▶ Stated goal: All of the material below is to be repeated exactly.

▶ Provided records:
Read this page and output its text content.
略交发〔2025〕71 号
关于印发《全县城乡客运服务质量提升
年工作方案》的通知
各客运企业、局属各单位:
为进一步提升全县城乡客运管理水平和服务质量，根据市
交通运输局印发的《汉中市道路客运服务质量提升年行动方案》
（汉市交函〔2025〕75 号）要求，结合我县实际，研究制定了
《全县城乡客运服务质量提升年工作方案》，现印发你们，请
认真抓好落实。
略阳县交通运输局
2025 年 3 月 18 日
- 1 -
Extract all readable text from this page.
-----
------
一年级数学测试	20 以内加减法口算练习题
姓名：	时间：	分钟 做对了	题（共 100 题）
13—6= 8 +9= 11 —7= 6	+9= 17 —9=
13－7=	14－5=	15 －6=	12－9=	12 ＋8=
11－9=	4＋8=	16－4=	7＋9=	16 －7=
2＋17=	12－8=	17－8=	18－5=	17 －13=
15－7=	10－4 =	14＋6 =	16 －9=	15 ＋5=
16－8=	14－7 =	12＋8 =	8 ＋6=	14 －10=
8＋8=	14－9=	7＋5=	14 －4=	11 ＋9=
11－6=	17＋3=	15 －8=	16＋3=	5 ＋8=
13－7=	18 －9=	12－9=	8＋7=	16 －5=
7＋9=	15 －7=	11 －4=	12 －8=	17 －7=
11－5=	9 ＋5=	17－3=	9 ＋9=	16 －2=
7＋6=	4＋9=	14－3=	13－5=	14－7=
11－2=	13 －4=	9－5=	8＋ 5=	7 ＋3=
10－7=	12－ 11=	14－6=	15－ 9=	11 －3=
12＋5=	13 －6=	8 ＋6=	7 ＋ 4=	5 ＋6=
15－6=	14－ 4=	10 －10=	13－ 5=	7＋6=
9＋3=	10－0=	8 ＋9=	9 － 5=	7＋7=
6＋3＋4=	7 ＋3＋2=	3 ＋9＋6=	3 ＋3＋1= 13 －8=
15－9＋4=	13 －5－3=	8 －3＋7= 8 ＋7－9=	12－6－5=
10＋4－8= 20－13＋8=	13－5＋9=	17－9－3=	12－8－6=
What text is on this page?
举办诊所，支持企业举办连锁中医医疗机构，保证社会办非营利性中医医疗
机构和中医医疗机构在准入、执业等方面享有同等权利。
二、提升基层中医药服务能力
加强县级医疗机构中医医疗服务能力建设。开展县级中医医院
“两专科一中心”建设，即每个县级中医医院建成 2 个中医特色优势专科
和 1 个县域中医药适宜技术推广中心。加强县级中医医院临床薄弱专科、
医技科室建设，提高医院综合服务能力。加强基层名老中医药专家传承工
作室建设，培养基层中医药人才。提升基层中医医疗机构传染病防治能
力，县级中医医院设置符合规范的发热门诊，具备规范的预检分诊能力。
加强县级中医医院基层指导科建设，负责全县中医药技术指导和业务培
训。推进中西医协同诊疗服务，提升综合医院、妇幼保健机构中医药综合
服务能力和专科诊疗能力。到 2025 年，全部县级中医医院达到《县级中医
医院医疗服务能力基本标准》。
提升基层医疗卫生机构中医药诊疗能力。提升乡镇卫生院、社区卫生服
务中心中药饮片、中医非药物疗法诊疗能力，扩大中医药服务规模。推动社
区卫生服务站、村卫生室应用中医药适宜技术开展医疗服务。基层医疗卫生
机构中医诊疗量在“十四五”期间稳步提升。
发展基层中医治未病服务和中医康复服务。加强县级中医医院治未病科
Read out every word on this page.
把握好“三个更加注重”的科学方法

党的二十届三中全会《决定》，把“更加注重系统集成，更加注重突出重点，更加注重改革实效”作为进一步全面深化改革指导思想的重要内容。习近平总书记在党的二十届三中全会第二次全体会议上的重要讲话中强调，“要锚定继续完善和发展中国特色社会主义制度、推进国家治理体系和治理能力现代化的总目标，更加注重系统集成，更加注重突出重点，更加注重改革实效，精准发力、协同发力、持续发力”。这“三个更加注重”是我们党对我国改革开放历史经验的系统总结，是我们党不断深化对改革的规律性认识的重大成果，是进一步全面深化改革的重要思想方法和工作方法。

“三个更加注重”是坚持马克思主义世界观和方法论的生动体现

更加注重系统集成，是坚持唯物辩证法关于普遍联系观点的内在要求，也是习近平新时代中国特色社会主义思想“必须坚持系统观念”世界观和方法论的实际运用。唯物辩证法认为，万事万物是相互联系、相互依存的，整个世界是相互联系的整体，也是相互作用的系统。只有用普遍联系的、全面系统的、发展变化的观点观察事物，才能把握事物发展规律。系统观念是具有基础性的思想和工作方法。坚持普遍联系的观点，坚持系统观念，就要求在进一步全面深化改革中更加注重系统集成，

▶ The output:
Read this page and output its text content.
略交发〔2025〕71 号
关于印发《全县城乡客运服务质量提升
年工作方案》的通知
各客运企业、局属各单位:
为进一步提升全县城乡客运管理水平和服务质量，根据市
交通运输局印发的《汉中市道路客运服务质量提升年行动方案》
（汉市交函〔2025〕75 号）要求，结合我县实际，研究制定了
《全县城乡客运服务质量提升年工作方案》，现印发你们，请
认真抓好落实。
略阳县交通运输局
2025 年 3 月 18 日
- 1 -
Extract all readable text from this page.
-----
------
一年级数学测试	20 以内加减法口算练习题
姓名：	时间：	分钟 做对了	题（共 100 题）
13—6= 8 +9= 11 —7= 6	+9= 17 —9=
13－7=	14－5=	15 －6=	12－9=	12 ＋8=
11－9=	4＋8=	16－4=	7＋9=	16 －7=
2＋17=	12－8=	17－8=	18－5=	17 －13=
15－7=	10－4 =	14＋6 =	16 －9=	15 ＋5=
16－8=	14－7 =	12＋8 =	8 ＋6=	14 －10=
8＋8=	14－9=	7＋5=	14 －4=	11 ＋9=
11－6=	17＋3=	15 －8=	16＋3=	5 ＋8=
13－7=	18 －9=	12－9=	8＋7=	16 －5=
7＋9=	15 －7=	11 －4=	12 －8=	17 －7=
11－5=	9 ＋5=	17－3=	9 ＋9=	16 －2=
7＋6=	4＋9=	14－3=	13－5=	14－7=
11－2=	13 －4=	9－5=	8＋ 5=	7 ＋3=
10－7=	12－ 11=	14－6=	15－ 9=	11 －3=
12＋5=	13 －6=	8 ＋6=	7 ＋ 4=	5 ＋6=
15－6=	14－ 4=	10 －10=	13－ 5=	7＋6=
9＋3=	10－0=	8 ＋9=	9 － 5=	7＋7=
6＋3＋4=	7 ＋3＋2=	3 ＋9＋6=	3 ＋3＋1= 13 －8=
15－9＋4=	13 －5－3=	8 －3＋7= 8 ＋7－9=	12－6－5=
10＋4－8= 20－13＋8=	13－5＋9=	17－9－3=	12－8－6=
What text is on this page?
举办诊所，支持企业举办连锁中医医疗机构，保证社会办非营利性中医医疗
机构和中医医疗机构在准入、执业等方面享有同等权利。
二、提升基层中医药服务能力
加强县级医疗机构中医医疗服务能力建设。开展县级中医医院
“两专科一中心”建设，即每个县级中医医院建成 2 个中医特色优势专科
和 1 个县域中医药适宜技术推广中心。加强县级中医医院临床薄弱专科、
医技科室建设，提高医院综合服务能力。加强基层名老中医药专家传承工
作室建设，培养基层中医药人才。提升基层中医医疗机构传染病防治能
力，县级中医医院设置符合规范的发热门诊，具备规范的预检分诊能力。
加强县级中医医院基层指导科建设，负责全县中医药技术指导和业务培
训。推进中西医协同诊疗服务，提升综合医院、妇幼保健机构中医药综合
服务能力和专科诊疗能力。到 2025 年，全部县级中医医院达到《县级中医
医院医疗服务能力基本标准》。
提升基层医疗卫生机构中医药诊疗能力。提升乡镇卫生院、社区卫生服
务中心中药饮片、中医非药物疗法诊疗能力，扩大中医药服务规模。推动社
区卫生服务站、村卫生室应用中医药适宜技术开展医疗服务。基层医疗卫生
机构中医诊疗量在“十四五”期间稳步提升。
发展基层中医治未病服务和中医康复服务。加强县级中医医院治未病科
Read out every word on this page.
把握好“三个更加注重”的科学方法

党的二十届三中全会《决定》，把“更加注重系统集成，更加注重突出重点，更加注重改革实效”作为进一步全面深化改革指导思想的重要内容。习近平总书记在党的二十届三中全会第二次全体会议上的重要讲话中强调，“要锚定继续完善和发展中国特色社会主义制度、推进国家治理体系和治理能力现代化的总目标，更加注重系统集成，更加注重突出重点，更加注重改革实效，精准发力、协同发力、持续发力”。这“三个更加注重”是我们党对我国改革开放历史经验的系统总结，是我们党不断深化对改革的规律性认识的重大成果，是进一步全面深化改革的重要思想方法和工作方法。

“三个更加注重”是坚持马克思主义世界观和方法论的生动体现

更加注重系统集成，是坚持唯物辩证法关于普遍联系观点的内在要求，也是习近平新时代中国特色社会主义思想“必须坚持系统观念”世界观和方法论的实际运用。唯物辩证法认为，万事万物是相互联系、相互依存的，整个世界是相互联系的整体，也是相互作用的系统。只有用普遍联系的、全面系统的、发展变化的观点观察事物，才能把握事物发展规律。系统观念是具有基础性的思想和工作方法。坚持普遍联系的观点，坚持系统观念，就要求在进一步全面深化改革中更加注重系统集成，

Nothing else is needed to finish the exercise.